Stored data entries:

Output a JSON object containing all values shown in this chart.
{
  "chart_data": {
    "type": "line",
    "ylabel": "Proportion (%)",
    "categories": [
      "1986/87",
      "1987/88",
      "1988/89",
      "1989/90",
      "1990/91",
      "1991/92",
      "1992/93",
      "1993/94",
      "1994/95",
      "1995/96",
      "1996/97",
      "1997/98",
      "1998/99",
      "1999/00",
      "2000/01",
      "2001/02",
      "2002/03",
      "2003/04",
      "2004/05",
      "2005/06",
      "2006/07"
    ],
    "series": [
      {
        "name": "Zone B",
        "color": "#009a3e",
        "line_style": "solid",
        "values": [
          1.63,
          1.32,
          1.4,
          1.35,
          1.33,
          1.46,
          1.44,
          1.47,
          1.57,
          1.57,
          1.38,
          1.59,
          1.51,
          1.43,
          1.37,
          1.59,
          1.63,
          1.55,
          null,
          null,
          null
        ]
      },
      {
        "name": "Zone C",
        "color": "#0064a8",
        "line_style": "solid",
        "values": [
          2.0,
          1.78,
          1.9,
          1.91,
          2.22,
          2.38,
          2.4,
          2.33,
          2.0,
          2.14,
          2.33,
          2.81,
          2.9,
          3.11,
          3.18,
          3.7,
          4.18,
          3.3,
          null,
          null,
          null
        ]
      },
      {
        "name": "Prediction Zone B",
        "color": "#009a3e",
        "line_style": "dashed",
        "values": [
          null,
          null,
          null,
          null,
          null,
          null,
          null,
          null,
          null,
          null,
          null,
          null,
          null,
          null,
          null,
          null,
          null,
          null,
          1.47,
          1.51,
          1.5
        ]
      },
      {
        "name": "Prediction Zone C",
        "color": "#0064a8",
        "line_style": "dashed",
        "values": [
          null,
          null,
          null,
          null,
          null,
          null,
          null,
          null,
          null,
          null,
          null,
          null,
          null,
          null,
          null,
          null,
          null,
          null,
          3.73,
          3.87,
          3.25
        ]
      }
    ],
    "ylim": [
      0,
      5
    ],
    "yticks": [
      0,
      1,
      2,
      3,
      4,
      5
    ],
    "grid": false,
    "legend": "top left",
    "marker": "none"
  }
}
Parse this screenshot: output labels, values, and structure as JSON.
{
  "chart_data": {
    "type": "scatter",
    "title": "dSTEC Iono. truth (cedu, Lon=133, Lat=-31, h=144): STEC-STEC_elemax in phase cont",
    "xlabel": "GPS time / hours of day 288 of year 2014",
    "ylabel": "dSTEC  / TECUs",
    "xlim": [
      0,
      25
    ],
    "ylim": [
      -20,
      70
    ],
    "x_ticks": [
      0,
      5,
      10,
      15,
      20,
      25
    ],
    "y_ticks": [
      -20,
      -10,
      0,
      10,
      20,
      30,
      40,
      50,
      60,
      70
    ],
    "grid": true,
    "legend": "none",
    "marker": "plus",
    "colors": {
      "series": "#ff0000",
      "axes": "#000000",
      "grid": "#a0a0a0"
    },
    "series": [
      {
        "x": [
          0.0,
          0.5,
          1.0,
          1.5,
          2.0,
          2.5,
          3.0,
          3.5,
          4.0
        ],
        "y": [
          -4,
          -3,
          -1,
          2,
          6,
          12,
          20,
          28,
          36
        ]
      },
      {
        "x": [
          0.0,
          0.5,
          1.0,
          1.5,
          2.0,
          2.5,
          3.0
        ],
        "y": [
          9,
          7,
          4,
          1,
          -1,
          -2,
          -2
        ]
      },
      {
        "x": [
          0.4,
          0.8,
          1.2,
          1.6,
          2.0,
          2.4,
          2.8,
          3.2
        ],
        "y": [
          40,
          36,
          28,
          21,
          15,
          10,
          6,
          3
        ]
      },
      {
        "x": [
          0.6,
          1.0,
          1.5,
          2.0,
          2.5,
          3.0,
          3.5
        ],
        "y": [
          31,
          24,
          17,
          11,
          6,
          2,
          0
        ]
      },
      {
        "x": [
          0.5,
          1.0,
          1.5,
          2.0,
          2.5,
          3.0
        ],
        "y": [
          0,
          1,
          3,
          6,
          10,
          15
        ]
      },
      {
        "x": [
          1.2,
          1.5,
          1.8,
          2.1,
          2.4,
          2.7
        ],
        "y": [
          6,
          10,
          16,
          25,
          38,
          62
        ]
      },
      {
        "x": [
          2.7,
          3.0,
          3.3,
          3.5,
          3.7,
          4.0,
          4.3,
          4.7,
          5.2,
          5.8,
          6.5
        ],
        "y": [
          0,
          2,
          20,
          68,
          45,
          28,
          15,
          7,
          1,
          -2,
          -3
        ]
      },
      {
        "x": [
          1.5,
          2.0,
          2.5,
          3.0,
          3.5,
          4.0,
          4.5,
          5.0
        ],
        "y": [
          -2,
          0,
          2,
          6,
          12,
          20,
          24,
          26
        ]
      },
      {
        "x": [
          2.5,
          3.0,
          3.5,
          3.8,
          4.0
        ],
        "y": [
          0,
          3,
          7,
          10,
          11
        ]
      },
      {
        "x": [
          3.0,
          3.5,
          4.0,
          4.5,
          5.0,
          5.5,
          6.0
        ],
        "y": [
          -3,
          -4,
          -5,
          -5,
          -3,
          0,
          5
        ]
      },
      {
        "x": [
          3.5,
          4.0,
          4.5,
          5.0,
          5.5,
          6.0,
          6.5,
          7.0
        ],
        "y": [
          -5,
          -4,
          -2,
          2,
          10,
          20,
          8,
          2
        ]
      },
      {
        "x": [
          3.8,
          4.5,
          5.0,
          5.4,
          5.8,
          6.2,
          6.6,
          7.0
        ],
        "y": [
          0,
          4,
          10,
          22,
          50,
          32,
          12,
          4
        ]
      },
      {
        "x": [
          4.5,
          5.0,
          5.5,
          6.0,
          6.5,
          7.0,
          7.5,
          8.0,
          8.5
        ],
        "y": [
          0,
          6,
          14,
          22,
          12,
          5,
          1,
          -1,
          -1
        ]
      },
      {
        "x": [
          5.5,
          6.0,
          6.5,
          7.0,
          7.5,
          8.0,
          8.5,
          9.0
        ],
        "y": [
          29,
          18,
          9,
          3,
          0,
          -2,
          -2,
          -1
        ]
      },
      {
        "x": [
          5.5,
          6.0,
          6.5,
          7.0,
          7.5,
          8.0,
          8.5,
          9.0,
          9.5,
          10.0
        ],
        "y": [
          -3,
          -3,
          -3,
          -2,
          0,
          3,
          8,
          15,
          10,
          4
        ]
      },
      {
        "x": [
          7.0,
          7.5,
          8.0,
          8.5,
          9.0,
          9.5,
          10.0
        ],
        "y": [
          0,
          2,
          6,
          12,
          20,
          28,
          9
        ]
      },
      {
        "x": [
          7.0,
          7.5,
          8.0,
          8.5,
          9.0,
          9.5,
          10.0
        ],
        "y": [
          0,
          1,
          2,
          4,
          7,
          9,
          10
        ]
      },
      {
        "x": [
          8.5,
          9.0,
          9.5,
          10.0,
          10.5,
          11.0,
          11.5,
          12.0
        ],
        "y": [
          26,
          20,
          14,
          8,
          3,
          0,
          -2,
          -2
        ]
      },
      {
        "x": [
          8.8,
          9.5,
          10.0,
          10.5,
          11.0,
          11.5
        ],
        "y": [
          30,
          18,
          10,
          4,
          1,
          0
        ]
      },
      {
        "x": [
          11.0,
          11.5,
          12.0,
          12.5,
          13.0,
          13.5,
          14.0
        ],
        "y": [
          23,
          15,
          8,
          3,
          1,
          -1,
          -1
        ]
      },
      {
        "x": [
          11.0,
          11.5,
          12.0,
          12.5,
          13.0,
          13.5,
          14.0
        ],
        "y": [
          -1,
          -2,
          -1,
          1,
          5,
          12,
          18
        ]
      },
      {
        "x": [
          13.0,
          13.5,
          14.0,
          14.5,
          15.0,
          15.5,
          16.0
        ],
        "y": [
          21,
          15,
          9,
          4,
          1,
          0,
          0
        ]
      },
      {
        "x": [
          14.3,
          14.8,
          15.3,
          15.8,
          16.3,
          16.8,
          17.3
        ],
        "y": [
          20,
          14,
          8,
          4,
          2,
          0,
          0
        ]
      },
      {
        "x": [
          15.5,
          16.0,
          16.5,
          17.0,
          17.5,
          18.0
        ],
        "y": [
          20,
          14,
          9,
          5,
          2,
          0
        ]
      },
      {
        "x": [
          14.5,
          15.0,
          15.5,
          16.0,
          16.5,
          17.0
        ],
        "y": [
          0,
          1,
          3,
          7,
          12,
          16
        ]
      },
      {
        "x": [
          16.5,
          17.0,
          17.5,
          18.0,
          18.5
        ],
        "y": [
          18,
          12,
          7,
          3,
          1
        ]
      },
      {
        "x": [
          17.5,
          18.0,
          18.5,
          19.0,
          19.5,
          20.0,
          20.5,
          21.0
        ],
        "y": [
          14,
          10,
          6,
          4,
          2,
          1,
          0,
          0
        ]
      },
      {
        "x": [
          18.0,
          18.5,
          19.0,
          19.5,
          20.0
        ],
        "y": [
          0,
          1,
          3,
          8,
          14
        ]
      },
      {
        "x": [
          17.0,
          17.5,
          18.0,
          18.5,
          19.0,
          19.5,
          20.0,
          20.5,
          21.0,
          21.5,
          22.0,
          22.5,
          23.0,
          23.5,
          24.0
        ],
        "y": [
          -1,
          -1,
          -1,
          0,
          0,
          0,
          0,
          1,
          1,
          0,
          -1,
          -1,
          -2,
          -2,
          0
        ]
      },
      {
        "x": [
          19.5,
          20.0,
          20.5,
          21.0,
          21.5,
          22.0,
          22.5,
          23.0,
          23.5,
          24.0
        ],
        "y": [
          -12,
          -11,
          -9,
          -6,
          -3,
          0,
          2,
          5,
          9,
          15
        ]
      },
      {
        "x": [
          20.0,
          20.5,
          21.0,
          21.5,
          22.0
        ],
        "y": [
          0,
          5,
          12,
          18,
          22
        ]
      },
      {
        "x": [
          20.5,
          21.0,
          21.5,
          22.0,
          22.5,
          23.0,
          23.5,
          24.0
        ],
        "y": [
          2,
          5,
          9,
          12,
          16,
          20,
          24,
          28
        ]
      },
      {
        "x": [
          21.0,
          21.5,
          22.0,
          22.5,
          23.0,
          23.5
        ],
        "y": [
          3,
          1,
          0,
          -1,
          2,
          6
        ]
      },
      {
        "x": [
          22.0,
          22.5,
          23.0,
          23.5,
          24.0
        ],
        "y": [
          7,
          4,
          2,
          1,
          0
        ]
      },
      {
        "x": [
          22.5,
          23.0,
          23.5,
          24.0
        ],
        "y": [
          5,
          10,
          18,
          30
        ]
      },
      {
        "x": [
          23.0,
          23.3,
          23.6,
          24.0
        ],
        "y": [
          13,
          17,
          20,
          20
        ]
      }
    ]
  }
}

# Task brief
Pull out each line of the entries that contains "this".

# Answer to the exercise
Output a JSON object containing all values shown in this chart.
Parse this screenshot: output labels, values, and structure as JSON.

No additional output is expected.